### [Stated exercise]
In your copy, leave out the pictures; write out all the data exactly.

Start Recorded data

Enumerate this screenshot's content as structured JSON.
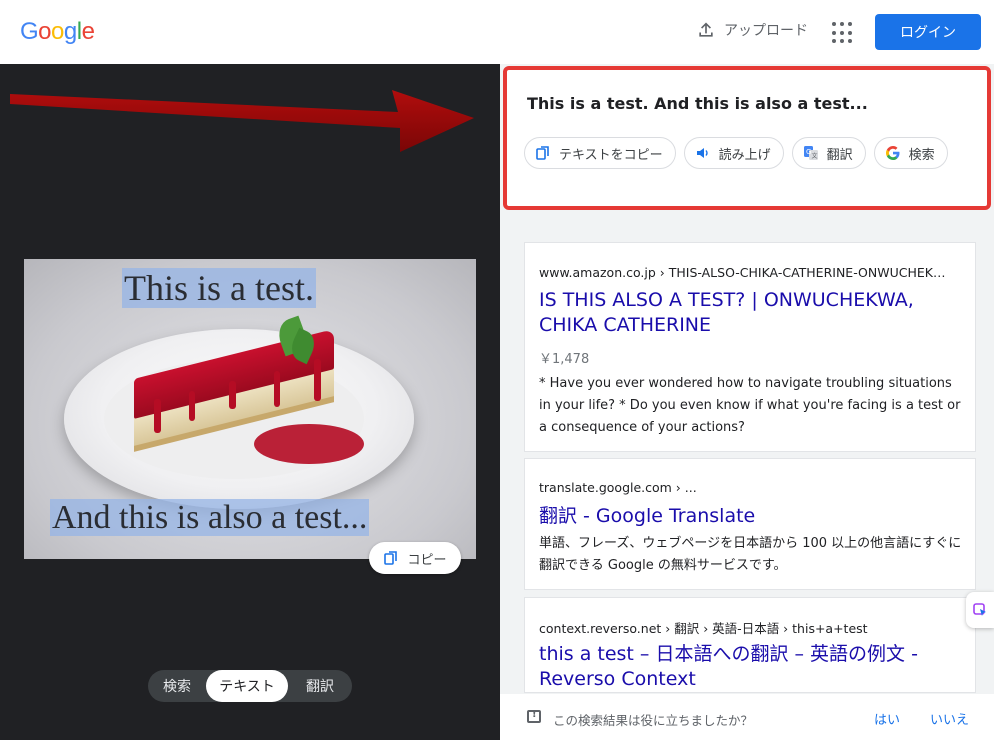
{
  "header": {
    "logo_letters": [
      {
        "ch": "G",
        "color": "#4285F4"
      },
      {
        "ch": "o",
        "color": "#EA4335"
      },
      {
        "ch": "o",
        "color": "#FBBC05"
      },
      {
        "ch": "g",
        "color": "#4285F4"
      },
      {
        "ch": "l",
        "color": "#34A853"
      },
      {
        "ch": "e",
        "color": "#EA4335"
      }
    ],
    "upload_label": "アップロード",
    "upload_icon": "upload-icon",
    "apps_icon": "apps-grid-icon",
    "login_label": "ログイン"
  },
  "image": {
    "ocr_line1": "This is a test.",
    "ocr_line2": "And this is also a test...",
    "copy_label": "コピー"
  },
  "modes": {
    "search": "検索",
    "text": "テキスト",
    "translate": "翻訳",
    "selected": "text"
  },
  "extract": {
    "text": "This is a test. And this is also a test...",
    "chips": {
      "copy": "テキストをコピー",
      "listen": "読み上げ",
      "translate": "翻訳",
      "search": "検索"
    }
  },
  "results": [
    {
      "crumb": "www.amazon.co.jp › THIS-ALSO-CHIKA-CATHERINE-ONWUCHEK…",
      "title": "IS THIS ALSO A TEST? | ONWUCHEKWA, CHIKA CATHERINE",
      "price": "￥1,478",
      "snippet": "* Have you ever wondered how to navigate troubling situations in your life? * Do you even know if what you're facing is a test or a consequence of your actions?"
    },
    {
      "crumb": "translate.google.com › ...",
      "title": "翻訳 - Google Translate",
      "snippet": "単語、フレーズ、ウェブページを日本語から 100 以上の他言語にすぐに翻訳できる Google の無料サービスです。"
    },
    {
      "crumb": "context.reverso.net › 翻訳 › 英語-日本語 › this+a+test",
      "title": "this a test – 日本語への翻訳 – 英語の例文 - Reverso Context"
    }
  ],
  "feedback": {
    "question": "この検索結果は役に立ちましたか？",
    "yes": "はい",
    "no": "いいえ"
  },
  "colors": {
    "accent": "#1a73e8",
    "link": "#1a0dab",
    "annotation_red": "#e53935",
    "dark_panel": "#202124"
  }
}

End Recorded data

### [Answer to the exercise]
Enumerate this screenshot's content as structured JSON.
{
  "header": {
    "logo_letters": [
      {
        "ch": "G",
        "color": "#4285F4"
      },
      {
        "ch": "o",
        "color": "#EA4335"
      },
      {
        "ch": "o",
        "color": "#FBBC05"
      },
      {
        "ch": "g",
        "color": "#4285F4"
      },
      {
        "ch": "l",
        "color": "#34A853"
      },
      {
        "ch": "e",
        "color": "#EA4335"
      }
    ],
    "upload_label": "アップロード",
    "upload_icon": "upload-icon",
    "apps_icon": "apps-grid-icon",
    "login_label": "ログイン"
  },
  "image": {
    "ocr_line1": "This is a test.",
    "ocr_line2": "And this is also a test...",
    "copy_label": "コピー"
  },
  "modes": {
    "search": "検索",
    "text": "テキスト",
    "translate": "翻訳",
    "selected": "text"
  },
  "extract": {
    "text": "This is a test. And this is also a test...",
    "chips": {
      "copy": "テキストをコピー",
      "listen": "読み上げ",
      "translate": "翻訳",
      "search": "検索"
    }
  },
  "results": [
    {
      "crumb": "www.amazon.co.jp › THIS-ALSO-CHIKA-CATHERINE-ONWUCHEK…",
      "title": "IS THIS ALSO A TEST? | ONWUCHEKWA, CHIKA CATHERINE",
      "price": "￥1,478",
      "snippet": "* Have you ever wondered how to navigate troubling situations in your life? * Do you even know if what you're facing is a test or a consequence of your actions?"
    },
    {
      "crumb": "translate.google.com › ...",
      "title": "翻訳 - Google Translate",
      "snippet": "単語、フレーズ、ウェブページを日本語から 100 以上の他言語にすぐに翻訳できる Google の無料サービスです。"
    },
    {
      "crumb": "context.reverso.net › 翻訳 › 英語-日本語 › this+a+test",
      "title": "this a test – 日本語への翻訳 – 英語の例文 - Reverso Context"
    }
  ],
  "feedback": {
    "question": "この検索結果は役に立ちましたか？",
    "yes": "はい",
    "no": "いいえ"
  },
  "colors": {
    "accent": "#1a73e8",
    "link": "#1a0dab",
    "annotation_red": "#e53935",
    "dark_panel": "#202124"
  }
}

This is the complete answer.